* _Aim of the exercise_: Read the lines below. Copy out any that hold the string "ECMWF".

(Figure data in JSON)
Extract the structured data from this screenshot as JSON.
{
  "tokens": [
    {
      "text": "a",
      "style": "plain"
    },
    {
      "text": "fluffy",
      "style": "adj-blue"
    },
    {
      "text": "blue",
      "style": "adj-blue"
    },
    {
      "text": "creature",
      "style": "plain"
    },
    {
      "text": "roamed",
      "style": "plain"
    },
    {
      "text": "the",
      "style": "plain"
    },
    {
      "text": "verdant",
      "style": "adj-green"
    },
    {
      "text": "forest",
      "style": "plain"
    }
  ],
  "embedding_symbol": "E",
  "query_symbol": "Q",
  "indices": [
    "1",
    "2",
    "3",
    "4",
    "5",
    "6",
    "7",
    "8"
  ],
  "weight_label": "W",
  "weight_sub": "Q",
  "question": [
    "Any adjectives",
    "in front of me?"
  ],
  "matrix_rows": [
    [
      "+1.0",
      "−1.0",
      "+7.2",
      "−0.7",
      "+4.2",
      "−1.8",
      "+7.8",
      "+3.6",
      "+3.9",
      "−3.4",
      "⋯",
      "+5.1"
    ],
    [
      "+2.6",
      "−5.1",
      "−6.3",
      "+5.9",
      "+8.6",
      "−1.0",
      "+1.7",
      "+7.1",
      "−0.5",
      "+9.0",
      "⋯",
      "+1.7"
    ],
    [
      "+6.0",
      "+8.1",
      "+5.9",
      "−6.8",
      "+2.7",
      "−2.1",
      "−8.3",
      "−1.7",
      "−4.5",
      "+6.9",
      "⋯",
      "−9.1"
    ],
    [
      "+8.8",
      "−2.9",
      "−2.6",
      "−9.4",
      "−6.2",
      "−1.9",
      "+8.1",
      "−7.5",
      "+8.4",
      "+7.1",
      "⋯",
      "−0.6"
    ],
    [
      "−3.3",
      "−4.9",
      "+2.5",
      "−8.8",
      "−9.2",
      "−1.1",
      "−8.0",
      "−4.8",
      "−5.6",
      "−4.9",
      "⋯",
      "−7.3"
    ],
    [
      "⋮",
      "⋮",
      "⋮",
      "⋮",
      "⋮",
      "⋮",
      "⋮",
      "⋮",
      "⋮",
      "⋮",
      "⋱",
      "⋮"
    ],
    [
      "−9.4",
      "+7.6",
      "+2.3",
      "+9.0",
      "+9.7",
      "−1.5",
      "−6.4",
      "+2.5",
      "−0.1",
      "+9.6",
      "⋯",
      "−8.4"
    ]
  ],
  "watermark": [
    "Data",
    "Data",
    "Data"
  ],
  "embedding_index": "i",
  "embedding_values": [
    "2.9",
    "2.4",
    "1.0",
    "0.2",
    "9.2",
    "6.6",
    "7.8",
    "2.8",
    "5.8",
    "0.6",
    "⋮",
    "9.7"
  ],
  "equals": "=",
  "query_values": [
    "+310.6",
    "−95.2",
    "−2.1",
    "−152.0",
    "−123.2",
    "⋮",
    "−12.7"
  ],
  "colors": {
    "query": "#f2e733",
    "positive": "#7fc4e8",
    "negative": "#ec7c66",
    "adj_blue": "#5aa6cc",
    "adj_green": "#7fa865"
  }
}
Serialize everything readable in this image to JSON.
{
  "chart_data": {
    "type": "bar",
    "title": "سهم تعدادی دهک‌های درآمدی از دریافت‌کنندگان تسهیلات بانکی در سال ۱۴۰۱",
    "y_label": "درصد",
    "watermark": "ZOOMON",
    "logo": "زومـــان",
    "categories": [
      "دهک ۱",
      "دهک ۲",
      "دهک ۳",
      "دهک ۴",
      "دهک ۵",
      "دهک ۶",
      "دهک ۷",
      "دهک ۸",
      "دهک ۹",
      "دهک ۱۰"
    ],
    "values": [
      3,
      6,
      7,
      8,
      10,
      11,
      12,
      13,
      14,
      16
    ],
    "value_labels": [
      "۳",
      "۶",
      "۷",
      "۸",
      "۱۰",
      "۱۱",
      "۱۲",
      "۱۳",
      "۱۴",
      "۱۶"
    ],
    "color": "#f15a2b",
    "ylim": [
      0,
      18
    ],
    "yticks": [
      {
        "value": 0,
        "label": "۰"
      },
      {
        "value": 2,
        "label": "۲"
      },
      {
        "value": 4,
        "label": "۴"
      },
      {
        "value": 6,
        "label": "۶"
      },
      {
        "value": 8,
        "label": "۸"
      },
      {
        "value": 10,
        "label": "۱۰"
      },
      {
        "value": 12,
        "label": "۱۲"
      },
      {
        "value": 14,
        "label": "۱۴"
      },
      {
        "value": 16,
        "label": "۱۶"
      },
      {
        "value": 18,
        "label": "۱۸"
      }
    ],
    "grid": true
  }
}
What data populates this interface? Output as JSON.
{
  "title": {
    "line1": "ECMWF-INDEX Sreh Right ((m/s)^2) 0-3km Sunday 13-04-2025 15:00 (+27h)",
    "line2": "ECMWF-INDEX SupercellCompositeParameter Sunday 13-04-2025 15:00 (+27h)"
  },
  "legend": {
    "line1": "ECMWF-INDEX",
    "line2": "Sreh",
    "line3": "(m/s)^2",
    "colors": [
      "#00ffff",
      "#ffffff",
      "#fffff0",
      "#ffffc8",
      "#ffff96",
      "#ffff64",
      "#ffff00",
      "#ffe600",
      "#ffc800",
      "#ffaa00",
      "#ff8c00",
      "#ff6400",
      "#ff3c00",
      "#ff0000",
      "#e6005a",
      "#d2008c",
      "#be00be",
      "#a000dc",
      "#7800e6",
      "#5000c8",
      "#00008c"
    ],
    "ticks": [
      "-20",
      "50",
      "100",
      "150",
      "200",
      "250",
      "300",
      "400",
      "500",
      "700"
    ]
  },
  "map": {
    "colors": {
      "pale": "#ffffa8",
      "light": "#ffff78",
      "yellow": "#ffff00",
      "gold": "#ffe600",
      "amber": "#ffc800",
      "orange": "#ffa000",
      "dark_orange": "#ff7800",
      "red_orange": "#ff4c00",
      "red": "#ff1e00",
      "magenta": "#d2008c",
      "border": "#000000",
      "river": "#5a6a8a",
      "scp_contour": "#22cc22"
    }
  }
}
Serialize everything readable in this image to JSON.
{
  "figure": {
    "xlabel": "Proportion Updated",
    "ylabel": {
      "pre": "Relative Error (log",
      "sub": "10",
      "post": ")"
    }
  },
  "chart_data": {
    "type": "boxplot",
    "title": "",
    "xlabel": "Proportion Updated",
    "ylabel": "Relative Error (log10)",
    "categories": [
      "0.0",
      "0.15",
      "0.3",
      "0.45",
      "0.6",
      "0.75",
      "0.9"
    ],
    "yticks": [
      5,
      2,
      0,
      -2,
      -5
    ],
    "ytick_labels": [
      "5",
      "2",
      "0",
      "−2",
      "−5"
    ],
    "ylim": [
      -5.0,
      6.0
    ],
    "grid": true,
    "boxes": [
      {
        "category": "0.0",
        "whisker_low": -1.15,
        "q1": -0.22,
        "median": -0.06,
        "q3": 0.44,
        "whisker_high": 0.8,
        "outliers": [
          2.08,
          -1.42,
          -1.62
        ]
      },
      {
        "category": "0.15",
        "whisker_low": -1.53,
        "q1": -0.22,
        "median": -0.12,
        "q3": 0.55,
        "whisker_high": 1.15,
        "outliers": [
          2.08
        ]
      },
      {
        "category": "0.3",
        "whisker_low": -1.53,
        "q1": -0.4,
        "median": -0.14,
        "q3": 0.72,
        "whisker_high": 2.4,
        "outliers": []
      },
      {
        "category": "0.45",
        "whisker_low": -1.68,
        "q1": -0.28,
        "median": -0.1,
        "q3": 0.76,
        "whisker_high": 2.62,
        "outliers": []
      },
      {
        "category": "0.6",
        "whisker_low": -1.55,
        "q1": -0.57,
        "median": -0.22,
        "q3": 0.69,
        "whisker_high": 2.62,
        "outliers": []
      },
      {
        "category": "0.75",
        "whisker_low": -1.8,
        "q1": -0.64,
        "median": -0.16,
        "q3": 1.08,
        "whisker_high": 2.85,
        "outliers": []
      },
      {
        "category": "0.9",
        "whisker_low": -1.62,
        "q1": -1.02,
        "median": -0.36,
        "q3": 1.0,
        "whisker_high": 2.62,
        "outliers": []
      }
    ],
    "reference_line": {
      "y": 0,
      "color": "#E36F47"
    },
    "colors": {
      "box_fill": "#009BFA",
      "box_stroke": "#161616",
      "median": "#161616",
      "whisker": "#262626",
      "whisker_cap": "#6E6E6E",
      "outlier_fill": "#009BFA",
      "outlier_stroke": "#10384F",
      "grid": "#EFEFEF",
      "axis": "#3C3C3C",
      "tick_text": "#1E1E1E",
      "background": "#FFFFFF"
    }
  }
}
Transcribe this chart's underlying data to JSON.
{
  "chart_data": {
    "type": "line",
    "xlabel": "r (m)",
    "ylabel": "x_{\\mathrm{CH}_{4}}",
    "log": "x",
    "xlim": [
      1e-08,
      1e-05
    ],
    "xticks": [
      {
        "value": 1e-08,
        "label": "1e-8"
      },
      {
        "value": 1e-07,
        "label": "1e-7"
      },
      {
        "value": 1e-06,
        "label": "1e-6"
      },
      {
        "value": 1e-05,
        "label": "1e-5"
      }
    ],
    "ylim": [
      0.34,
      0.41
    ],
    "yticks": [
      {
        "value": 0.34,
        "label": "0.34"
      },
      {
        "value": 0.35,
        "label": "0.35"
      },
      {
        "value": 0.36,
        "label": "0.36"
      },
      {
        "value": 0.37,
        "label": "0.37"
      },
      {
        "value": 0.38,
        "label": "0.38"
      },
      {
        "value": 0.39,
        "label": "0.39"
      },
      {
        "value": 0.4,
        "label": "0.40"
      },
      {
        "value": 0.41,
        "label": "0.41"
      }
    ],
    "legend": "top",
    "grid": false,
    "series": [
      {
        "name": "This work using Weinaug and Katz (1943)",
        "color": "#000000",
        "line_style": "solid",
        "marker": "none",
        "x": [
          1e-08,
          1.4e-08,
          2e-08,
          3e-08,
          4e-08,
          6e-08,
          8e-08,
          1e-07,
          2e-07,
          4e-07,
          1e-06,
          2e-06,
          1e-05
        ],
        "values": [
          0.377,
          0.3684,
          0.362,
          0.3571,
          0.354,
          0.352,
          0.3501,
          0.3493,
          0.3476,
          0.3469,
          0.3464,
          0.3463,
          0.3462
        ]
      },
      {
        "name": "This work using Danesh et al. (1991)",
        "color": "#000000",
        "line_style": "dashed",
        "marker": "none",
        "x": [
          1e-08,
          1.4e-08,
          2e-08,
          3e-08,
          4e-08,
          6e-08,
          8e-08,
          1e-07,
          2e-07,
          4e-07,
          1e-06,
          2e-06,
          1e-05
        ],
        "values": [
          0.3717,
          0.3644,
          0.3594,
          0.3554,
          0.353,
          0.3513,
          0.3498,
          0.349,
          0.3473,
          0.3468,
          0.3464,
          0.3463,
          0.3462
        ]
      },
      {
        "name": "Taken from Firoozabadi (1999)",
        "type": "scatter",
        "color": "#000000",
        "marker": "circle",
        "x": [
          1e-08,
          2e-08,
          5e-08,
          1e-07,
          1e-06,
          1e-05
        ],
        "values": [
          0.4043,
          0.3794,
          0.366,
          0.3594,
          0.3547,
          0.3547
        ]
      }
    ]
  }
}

* _Right answer_:
    "line1": "ECMWF-INDEX Sreh Right ((m/s)^2) 0-3km Sunday 13-04-2025 15:00 (+27h)",
    "line2": "ECMWF-INDEX SupercellCompositeParameter Sunday 13-04-2025 15:00 (+27h)"
    "line1": "ECMWF-INDEX",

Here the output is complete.